Repeat only the lines from the one holding "Convert this document image to plain text." down to the last line of the listing below, including both of those lines.

++++ Data entries ++++

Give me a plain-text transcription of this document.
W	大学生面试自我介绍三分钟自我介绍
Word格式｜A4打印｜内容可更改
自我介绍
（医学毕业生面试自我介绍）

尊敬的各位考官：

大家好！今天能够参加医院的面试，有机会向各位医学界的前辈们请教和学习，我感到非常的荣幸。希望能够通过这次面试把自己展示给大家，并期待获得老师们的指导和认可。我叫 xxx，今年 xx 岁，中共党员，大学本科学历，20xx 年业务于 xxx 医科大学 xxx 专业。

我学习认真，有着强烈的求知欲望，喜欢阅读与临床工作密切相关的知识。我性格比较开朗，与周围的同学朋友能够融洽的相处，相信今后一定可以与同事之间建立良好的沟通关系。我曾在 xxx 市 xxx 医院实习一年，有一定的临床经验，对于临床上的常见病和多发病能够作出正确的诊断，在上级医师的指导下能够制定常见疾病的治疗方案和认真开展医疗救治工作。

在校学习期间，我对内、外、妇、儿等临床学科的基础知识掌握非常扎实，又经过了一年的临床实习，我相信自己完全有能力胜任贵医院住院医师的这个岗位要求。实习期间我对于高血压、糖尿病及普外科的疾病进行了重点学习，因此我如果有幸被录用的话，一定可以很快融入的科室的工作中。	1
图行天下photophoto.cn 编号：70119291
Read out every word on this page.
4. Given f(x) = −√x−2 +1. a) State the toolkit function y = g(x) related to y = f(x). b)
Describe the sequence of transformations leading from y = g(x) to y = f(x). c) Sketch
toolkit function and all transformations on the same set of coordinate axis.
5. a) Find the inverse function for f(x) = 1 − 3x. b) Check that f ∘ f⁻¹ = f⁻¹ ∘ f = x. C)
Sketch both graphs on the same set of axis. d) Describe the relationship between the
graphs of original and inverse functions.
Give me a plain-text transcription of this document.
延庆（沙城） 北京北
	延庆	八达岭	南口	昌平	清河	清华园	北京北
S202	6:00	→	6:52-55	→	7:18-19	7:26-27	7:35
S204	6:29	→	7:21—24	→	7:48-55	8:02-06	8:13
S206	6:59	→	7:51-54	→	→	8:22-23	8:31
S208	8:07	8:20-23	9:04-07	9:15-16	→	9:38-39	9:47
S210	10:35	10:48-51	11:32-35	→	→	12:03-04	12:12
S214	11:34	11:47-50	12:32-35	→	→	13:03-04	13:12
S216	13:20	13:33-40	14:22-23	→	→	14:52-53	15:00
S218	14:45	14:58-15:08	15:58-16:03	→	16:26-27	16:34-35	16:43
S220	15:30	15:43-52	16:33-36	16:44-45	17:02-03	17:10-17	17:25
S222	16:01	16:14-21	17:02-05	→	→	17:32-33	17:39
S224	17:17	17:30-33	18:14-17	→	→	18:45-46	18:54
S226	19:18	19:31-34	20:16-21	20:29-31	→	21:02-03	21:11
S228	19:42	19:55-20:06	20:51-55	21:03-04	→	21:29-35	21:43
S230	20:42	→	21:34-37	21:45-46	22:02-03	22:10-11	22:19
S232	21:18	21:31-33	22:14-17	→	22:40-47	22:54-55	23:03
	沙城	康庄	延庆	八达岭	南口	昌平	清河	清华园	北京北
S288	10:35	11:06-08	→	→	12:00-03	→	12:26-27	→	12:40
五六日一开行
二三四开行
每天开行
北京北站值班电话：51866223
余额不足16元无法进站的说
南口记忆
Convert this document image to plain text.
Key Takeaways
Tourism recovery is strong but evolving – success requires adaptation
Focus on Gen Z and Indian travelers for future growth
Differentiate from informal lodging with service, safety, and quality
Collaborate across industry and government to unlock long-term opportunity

++++

Solution for this exercise —
Convert this document image to plain text.
Key Takeaways
Tourism recovery is strong but evolving – success requires adaptation
Focus on Gen Z and Indian travelers for future growth
Differentiate from informal lodging with service, safety, and quality
Collaborate across industry and government to unlock long-term opportunity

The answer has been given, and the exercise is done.